▶ Description of the task: Copy out the data below as written; omit any images.

▶ Records provided:
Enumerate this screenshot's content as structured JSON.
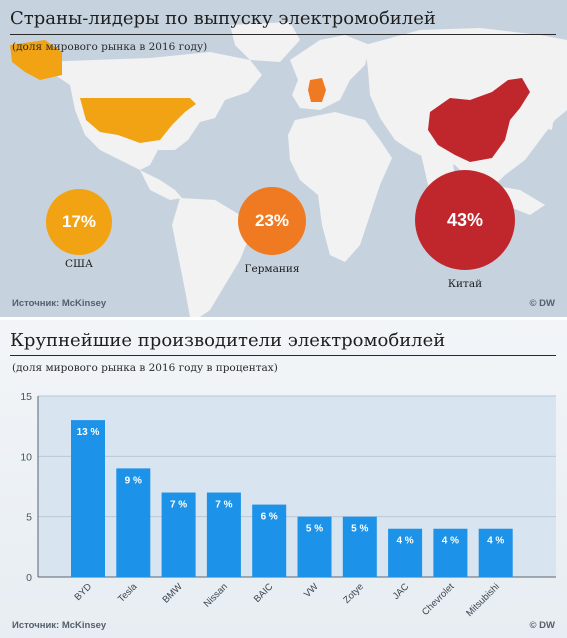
{
  "map_section": {
    "title": "Страны-лидеры по выпуску электромобилей",
    "subtitle": "(доля мирового рынка в 2016 году)",
    "source": "Источник: McKinsey",
    "credit": "© DW",
    "colors": {
      "usa": "#f1a313",
      "germany": "#f07a22",
      "china": "#c0272d",
      "land": "#f2f2f2",
      "sea": "#c6d3df"
    },
    "countries": [
      {
        "name": "США",
        "share": "17%"
      },
      {
        "name": "Германия",
        "share": "23%"
      },
      {
        "name": "Китай",
        "share": "43%"
      }
    ]
  },
  "bar_section": {
    "source": "Источник: McKinsey",
    "credit": "© DW"
  },
  "chart_data": {
    "type": "bar",
    "title": "Крупнейшие производители электромобилей",
    "subtitle": "(доля мирового рынка в 2016 году в процентах)",
    "categories": [
      "BYD",
      "Tesla",
      "BMW",
      "Nissan",
      "BAIC",
      "VW",
      "Zotye",
      "JAC",
      "Chevrolet",
      "Mitsubishi"
    ],
    "values": [
      13,
      9,
      7,
      7,
      6,
      5,
      5,
      4,
      4,
      4
    ],
    "data_labels": [
      "13 %",
      "9 %",
      "7 %",
      "7 %",
      "6 %",
      "5 %",
      "5 %",
      "4 %",
      "4 %",
      "4 %"
    ],
    "ylim": [
      0,
      15
    ],
    "yticks": [
      0,
      5,
      10,
      15
    ],
    "grid": true,
    "bar_color": "#1c92e8"
  }
}
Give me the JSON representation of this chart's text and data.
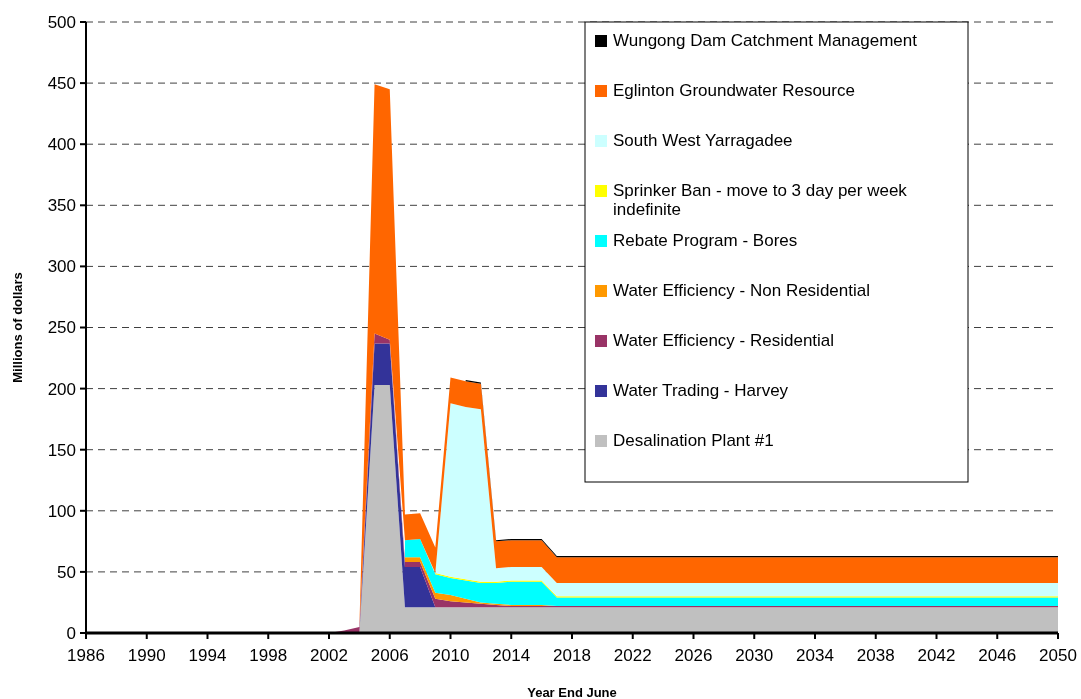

▶ Output:
Enumerate this screenshot's content as structured JSON.
{
  "map_section": {
    "title": "Страны-лидеры по выпуску электромобилей",
    "subtitle": "(доля мирового рынка в 2016 году)",
    "source": "Источник: McKinsey",
    "credit": "© DW",
    "colors": {
      "usa": "#f1a313",
      "germany": "#f07a22",
      "china": "#c0272d",
      "land": "#f2f2f2",
      "sea": "#c6d3df"
    },
    "countries": [
      {
        "name": "США",
        "share": "17%"
      },
      {
        "name": "Германия",
        "share": "23%"
      },
      {
        "name": "Китай",
        "share": "43%"
      }
    ]
  },
  "bar_section": {
    "source": "Источник: McKinsey",
    "credit": "© DW"
  },
  "chart_data": {
    "type": "bar",
    "title": "Крупнейшие производители электромобилей",
    "subtitle": "(доля мирового рынка в 2016 году в процентах)",
    "categories": [
      "BYD",
      "Tesla",
      "BMW",
      "Nissan",
      "BAIC",
      "VW",
      "Zotye",
      "JAC",
      "Chevrolet",
      "Mitsubishi"
    ],
    "values": [
      13,
      9,
      7,
      7,
      6,
      5,
      5,
      4,
      4,
      4
    ],
    "data_labels": [
      "13 %",
      "9 %",
      "7 %",
      "7 %",
      "6 %",
      "5 %",
      "5 %",
      "4 %",
      "4 %",
      "4 %"
    ],
    "ylim": [
      0,
      15
    ],
    "yticks": [
      0,
      5,
      10,
      15
    ],
    "grid": true,
    "bar_color": "#1c92e8"
  }
}
Give me the JSON representation of this chart's text and data.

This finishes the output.